------ MATERIAL SUPPLIED

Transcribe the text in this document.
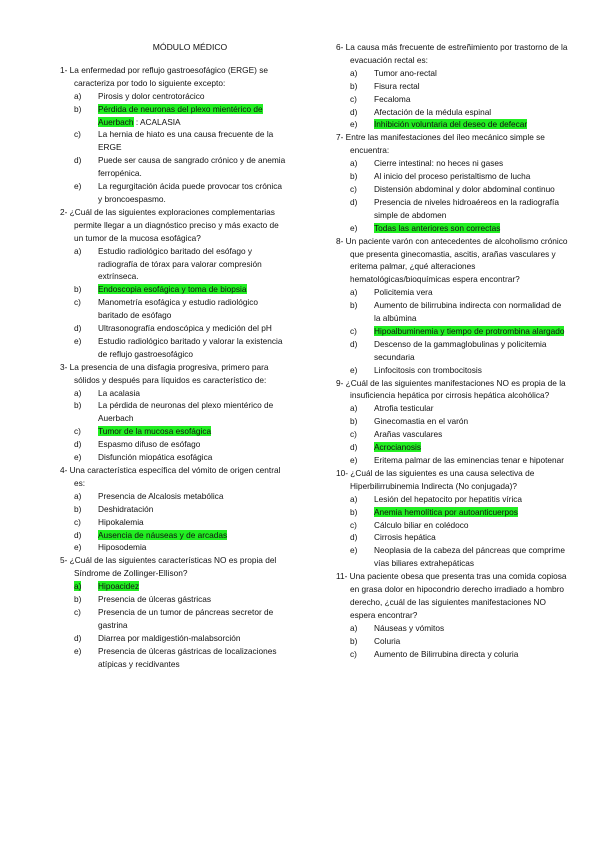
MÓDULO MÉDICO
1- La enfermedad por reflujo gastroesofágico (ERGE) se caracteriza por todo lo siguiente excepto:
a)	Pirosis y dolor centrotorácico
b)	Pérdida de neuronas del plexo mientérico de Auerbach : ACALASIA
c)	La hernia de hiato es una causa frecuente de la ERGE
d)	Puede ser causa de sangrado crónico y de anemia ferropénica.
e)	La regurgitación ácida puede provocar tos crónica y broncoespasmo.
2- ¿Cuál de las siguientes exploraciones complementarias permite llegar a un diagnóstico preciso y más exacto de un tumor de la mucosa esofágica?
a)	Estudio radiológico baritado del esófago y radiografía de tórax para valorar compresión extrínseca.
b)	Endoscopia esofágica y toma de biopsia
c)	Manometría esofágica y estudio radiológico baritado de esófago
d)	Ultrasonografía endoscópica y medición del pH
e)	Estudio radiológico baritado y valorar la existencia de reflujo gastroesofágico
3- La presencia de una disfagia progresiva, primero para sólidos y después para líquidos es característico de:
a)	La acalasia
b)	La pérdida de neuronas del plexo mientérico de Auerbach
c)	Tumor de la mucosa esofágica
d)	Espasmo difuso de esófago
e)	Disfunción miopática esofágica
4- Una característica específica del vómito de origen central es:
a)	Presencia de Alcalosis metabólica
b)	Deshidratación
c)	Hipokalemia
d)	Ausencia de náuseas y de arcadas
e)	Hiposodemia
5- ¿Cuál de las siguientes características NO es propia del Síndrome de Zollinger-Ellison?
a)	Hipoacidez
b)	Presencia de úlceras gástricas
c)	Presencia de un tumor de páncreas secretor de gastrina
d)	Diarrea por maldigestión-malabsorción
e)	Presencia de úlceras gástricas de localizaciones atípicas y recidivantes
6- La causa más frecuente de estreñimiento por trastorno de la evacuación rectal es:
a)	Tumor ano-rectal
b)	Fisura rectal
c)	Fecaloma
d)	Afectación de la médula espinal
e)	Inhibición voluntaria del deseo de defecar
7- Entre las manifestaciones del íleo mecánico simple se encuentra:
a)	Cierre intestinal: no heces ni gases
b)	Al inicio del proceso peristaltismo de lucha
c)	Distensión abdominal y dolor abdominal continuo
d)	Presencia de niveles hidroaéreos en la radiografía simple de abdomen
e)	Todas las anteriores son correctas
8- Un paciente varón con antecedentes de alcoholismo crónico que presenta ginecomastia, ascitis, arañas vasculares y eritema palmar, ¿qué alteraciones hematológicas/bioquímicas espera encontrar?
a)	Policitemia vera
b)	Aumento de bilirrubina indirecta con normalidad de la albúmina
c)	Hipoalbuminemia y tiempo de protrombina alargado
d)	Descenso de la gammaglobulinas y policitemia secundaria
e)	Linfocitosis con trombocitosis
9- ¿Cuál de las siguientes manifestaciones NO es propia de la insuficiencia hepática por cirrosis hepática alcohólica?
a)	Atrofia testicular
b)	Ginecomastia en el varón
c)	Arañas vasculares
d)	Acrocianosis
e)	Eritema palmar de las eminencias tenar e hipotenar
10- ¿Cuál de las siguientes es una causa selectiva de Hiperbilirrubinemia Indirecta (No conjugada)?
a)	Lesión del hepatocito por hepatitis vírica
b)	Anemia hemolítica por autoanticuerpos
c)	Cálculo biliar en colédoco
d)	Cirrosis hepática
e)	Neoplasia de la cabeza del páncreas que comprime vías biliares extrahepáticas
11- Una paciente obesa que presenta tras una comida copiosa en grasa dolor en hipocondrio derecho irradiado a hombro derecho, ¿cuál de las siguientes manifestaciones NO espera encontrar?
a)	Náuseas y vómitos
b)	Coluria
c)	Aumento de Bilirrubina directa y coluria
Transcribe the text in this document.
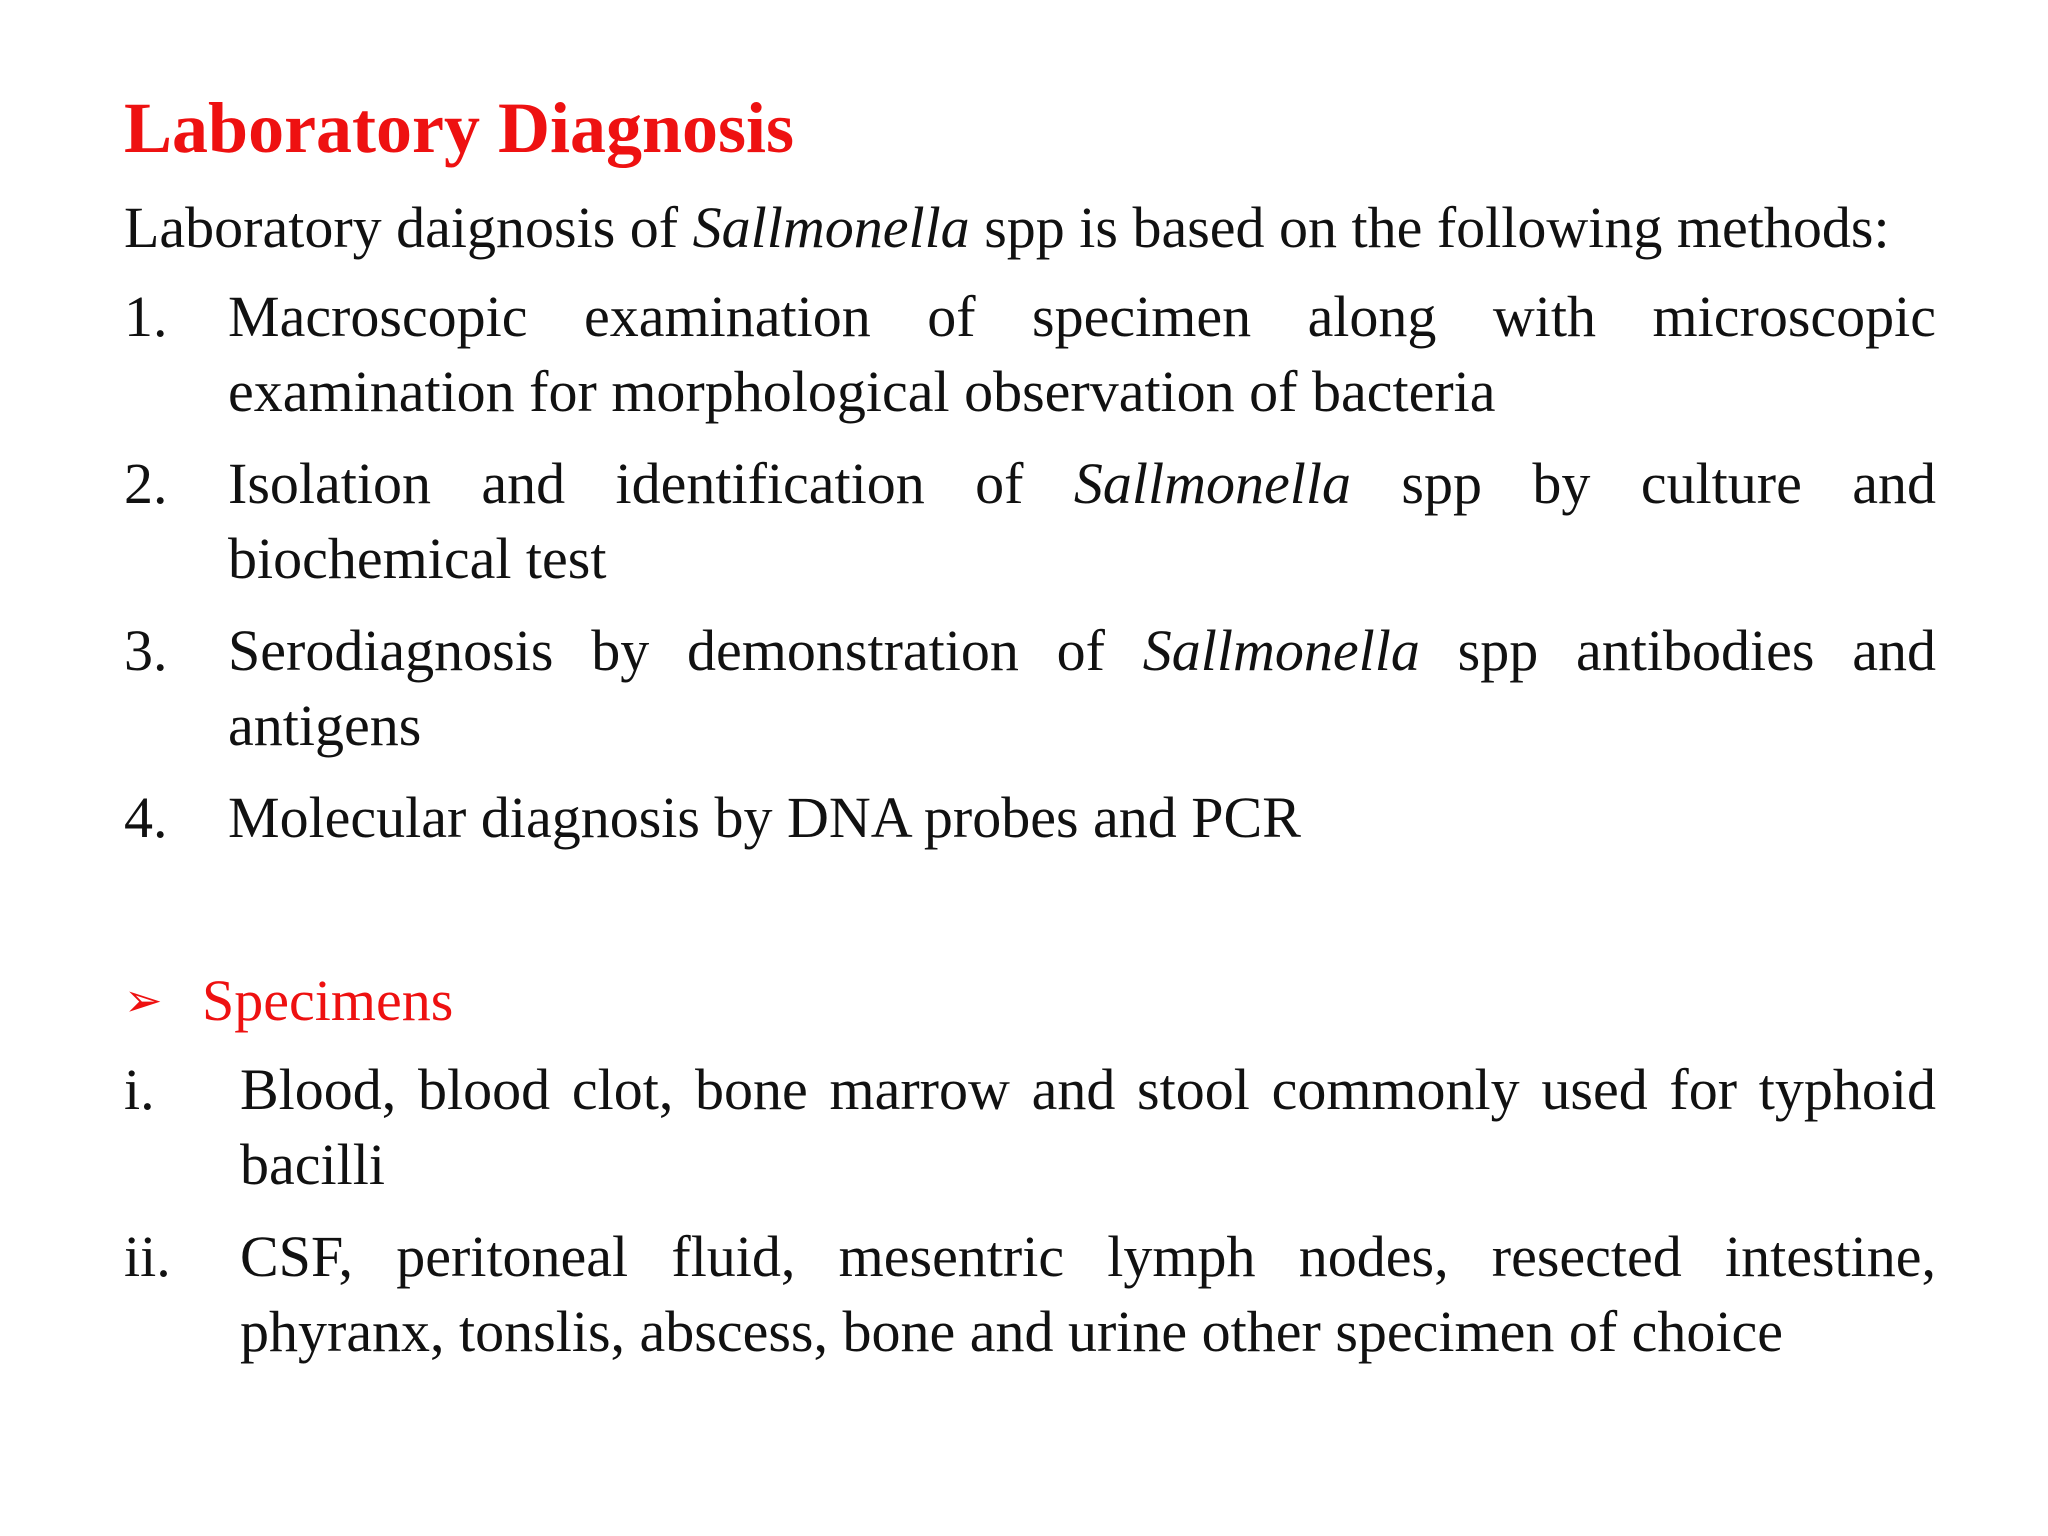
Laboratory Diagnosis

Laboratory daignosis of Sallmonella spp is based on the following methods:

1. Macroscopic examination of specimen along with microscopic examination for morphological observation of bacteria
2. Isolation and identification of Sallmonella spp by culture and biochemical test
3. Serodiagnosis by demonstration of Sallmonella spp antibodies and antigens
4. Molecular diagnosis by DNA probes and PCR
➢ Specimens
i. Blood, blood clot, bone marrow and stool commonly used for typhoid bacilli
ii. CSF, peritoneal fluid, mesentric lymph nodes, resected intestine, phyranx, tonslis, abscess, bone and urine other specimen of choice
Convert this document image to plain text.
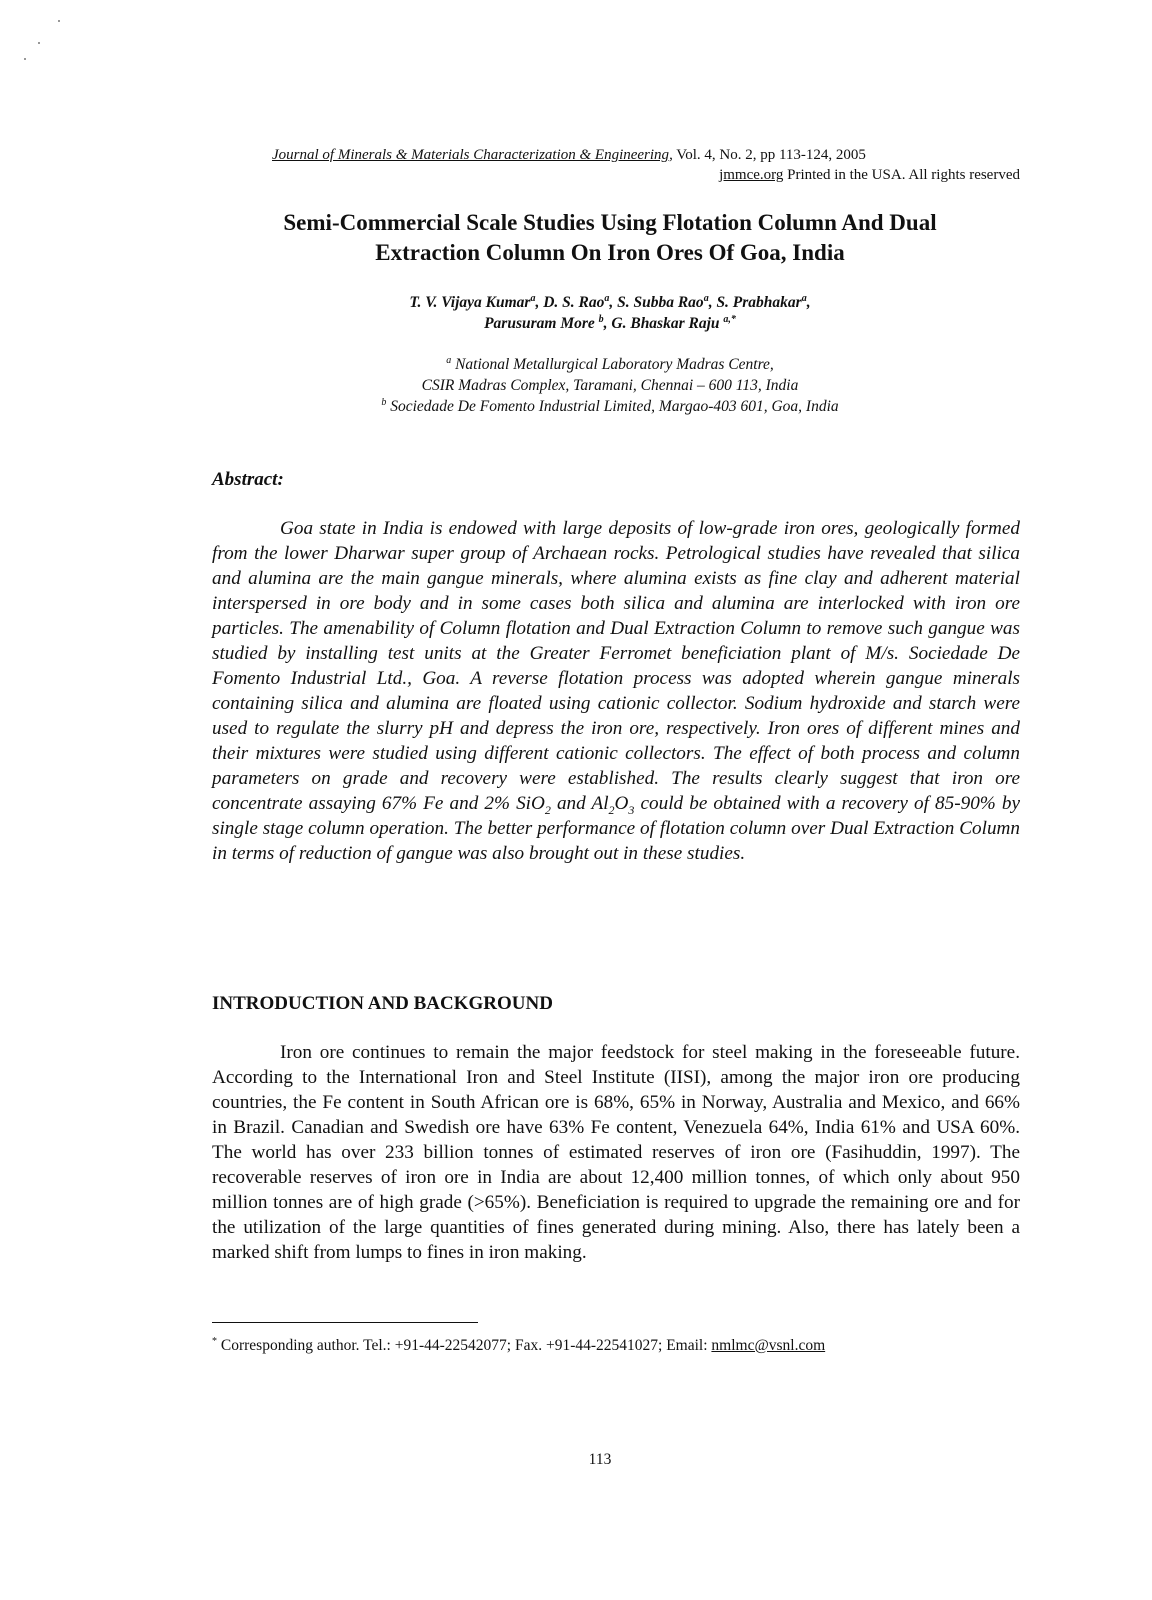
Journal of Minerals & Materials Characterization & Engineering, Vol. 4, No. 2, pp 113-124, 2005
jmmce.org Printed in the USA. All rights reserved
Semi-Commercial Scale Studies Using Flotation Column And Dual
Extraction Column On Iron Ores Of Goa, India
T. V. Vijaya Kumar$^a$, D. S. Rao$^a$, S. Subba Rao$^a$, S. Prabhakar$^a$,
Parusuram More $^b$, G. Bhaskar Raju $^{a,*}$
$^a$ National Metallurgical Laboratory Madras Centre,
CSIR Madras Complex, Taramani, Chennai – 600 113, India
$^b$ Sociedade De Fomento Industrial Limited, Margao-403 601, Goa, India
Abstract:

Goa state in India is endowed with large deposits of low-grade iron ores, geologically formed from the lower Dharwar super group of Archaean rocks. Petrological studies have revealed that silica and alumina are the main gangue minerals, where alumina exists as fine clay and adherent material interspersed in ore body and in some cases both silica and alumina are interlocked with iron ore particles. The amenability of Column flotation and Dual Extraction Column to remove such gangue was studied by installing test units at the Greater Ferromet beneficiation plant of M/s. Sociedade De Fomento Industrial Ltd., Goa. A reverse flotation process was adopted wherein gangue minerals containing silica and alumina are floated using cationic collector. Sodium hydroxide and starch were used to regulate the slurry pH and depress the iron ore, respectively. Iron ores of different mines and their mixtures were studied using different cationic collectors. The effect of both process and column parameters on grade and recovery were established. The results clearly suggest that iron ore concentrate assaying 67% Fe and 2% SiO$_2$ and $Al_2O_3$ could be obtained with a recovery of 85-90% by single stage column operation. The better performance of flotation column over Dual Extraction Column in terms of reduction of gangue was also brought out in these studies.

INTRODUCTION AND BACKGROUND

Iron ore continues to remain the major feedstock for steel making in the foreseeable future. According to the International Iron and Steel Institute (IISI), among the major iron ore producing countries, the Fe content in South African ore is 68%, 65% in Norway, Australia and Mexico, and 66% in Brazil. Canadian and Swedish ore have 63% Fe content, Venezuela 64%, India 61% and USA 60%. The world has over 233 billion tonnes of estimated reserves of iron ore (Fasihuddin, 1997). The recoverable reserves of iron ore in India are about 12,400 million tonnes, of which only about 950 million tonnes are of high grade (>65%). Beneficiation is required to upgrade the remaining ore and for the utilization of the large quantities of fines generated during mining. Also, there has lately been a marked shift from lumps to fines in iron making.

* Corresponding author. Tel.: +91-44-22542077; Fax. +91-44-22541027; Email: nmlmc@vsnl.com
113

------------

:: WHAT YOU WILL DO ::
The answer consists of the records repeated exactly, without any images.

:: RESULT FOR THIS TASK ::
Transcribe the text in this document.
MÓDULO MÉDICO
1- La enfermedad por reflujo gastroesofágico (ERGE) se caracteriza por todo lo siguiente excepto:
a)	Pirosis y dolor centrotorácico
b)	Pérdida de neuronas del plexo mientérico de Auerbach : ACALASIA
c)	La hernia de hiato es una causa frecuente de la ERGE
d)	Puede ser causa de sangrado crónico y de anemia ferropénica.
e)	La regurgitación ácida puede provocar tos crónica y broncoespasmo.
2- ¿Cuál de las siguientes exploraciones complementarias permite llegar a un diagnóstico preciso y más exacto de un tumor de la mucosa esofágica?
a)	Estudio radiológico baritado del esófago y radiografía de tórax para valorar compresión extrínseca.
b)	Endoscopia esofágica y toma de biopsia
c)	Manometría esofágica y estudio radiológico baritado de esófago
d)	Ultrasonografía endoscópica y medición del pH
e)	Estudio radiológico baritado y valorar la existencia de reflujo gastroesofágico
3- La presencia de una disfagia progresiva, primero para sólidos y después para líquidos es característico de:
a)	La acalasia
b)	La pérdida de neuronas del plexo mientérico de Auerbach
c)	Tumor de la mucosa esofágica
d)	Espasmo difuso de esófago
e)	Disfunción miopática esofágica
4- Una característica específica del vómito de origen central es:
a)	Presencia de Alcalosis metabólica
b)	Deshidratación
c)	Hipokalemia
d)	Ausencia de náuseas y de arcadas
e)	Hiposodemia
5- ¿Cuál de las siguientes características NO es propia del Síndrome de Zollinger-Ellison?
a)	Hipoacidez
b)	Presencia de úlceras gástricas
c)	Presencia de un tumor de páncreas secretor de gastrina
d)	Diarrea por maldigestión-malabsorción
e)	Presencia de úlceras gástricas de localizaciones atípicas y recidivantes
6- La causa más frecuente de estreñimiento por trastorno de la evacuación rectal es:
a)	Tumor ano-rectal
b)	Fisura rectal
c)	Fecaloma
d)	Afectación de la médula espinal
e)	Inhibición voluntaria del deseo de defecar
7- Entre las manifestaciones del íleo mecánico simple se encuentra:
a)	Cierre intestinal: no heces ni gases
b)	Al inicio del proceso peristaltismo de lucha
c)	Distensión abdominal y dolor abdominal continuo
d)	Presencia de niveles hidroaéreos en la radiografía simple de abdomen
e)	Todas las anteriores son correctas
8- Un paciente varón con antecedentes de alcoholismo crónico que presenta ginecomastia, ascitis, arañas vasculares y eritema palmar, ¿qué alteraciones hematológicas/bioquímicas espera encontrar?
a)	Policitemia vera
b)	Aumento de bilirrubina indirecta con normalidad de la albúmina
c)	Hipoalbuminemia y tiempo de protrombina alargado
d)	Descenso de la gammaglobulinas y policitemia secundaria
e)	Linfocitosis con trombocitosis
9- ¿Cuál de las siguientes manifestaciones NO es propia de la insuficiencia hepática por cirrosis hepática alcohólica?
a)	Atrofia testicular
b)	Ginecomastia en el varón
c)	Arañas vasculares
d)	Acrocianosis
e)	Eritema palmar de las eminencias tenar e hipotenar
10- ¿Cuál de las siguientes es una causa selectiva de Hiperbilirrubinemia Indirecta (No conjugada)?
a)	Lesión del hepatocito por hepatitis vírica
b)	Anemia hemolítica por autoanticuerpos
c)	Cálculo biliar en colédoco
d)	Cirrosis hepática
e)	Neoplasia de la cabeza del páncreas que comprime vías biliares extrahepáticas
11- Una paciente obesa que presenta tras una comida copiosa en grasa dolor en hipocondrio derecho irradiado a hombro derecho, ¿cuál de las siguientes manifestaciones NO espera encontrar?
a)	Náuseas y vómitos
b)	Coluria
c)	Aumento de Bilirrubina directa y coluria
Transcribe the text in this document.
Laboratory Diagnosis

Laboratory daignosis of Sallmonella spp is based on the following methods:

1. Macroscopic examination of specimen along with microscopic examination for morphological observation of bacteria
2. Isolation and identification of Sallmonella spp by culture and biochemical test
3. Serodiagnosis by demonstration of Sallmonella spp antibodies and antigens
4. Molecular diagnosis by DNA probes and PCR
➢ Specimens
i. Blood, blood clot, bone marrow and stool commonly used for typhoid bacilli
ii. CSF, peritoneal fluid, mesentric lymph nodes, resected intestine, phyranx, tonslis, abscess, bone and urine other specimen of choice
Convert this document image to plain text.
Journal of Minerals & Materials Characterization & Engineering, Vol. 4, No. 2, pp 113-124, 2005
jmmce.org Printed in the USA. All rights reserved
Semi-Commercial Scale Studies Using Flotation Column And Dual
Extraction Column On Iron Ores Of Goa, India
T. V. Vijaya Kumar$^a$, D. S. Rao$^a$, S. Subba Rao$^a$, S. Prabhakar$^a$,
Parusuram More $^b$, G. Bhaskar Raju $^{a,*}$
$^a$ National Metallurgical Laboratory Madras Centre,
CSIR Madras Complex, Taramani, Chennai – 600 113, India
$^b$ Sociedade De Fomento Industrial Limited, Margao-403 601, Goa, India
Abstract:

Goa state in India is endowed with large deposits of low-grade iron ores, geologically formed from the lower Dharwar super group of Archaean rocks. Petrological studies have revealed that silica and alumina are the main gangue minerals, where alumina exists as fine clay and adherent material interspersed in ore body and in some cases both silica and alumina are interlocked with iron ore particles. The amenability of Column flotation and Dual Extraction Column to remove such gangue was studied by installing test units at the Greater Ferromet beneficiation plant of M/s. Sociedade De Fomento Industrial Ltd., Goa. A reverse flotation process was adopted wherein gangue minerals containing silica and alumina are floated using cationic collector. Sodium hydroxide and starch were used to regulate the slurry pH and depress the iron ore, respectively. Iron ores of different mines and their mixtures were studied using different cationic collectors. The effect of both process and column parameters on grade and recovery were established. The results clearly suggest that iron ore concentrate assaying 67% Fe and 2% SiO$_2$ and $Al_2O_3$ could be obtained with a recovery of 85-90% by single stage column operation. The better performance of flotation column over Dual Extraction Column in terms of reduction of gangue was also brought out in these studies.

INTRODUCTION AND BACKGROUND

Iron ore continues to remain the major feedstock for steel making in the foreseeable future. According to the International Iron and Steel Institute (IISI), among the major iron ore producing countries, the Fe content in South African ore is 68%, 65% in Norway, Australia and Mexico, and 66% in Brazil. Canadian and Swedish ore have 63% Fe content, Venezuela 64%, India 61% and USA 60%. The world has over 233 billion tonnes of estimated reserves of iron ore (Fasihuddin, 1997). The recoverable reserves of iron ore in India are about 12,400 million tonnes, of which only about 950 million tonnes are of high grade (>65%). Beneficiation is required to upgrade the remaining ore and for the utilization of the large quantities of fines generated during mining. Also, there has lately been a marked shift from lumps to fines in iron making.

* Corresponding author. Tel.: +91-44-22542077; Fax. +91-44-22541027; Email: nmlmc@vsnl.com
113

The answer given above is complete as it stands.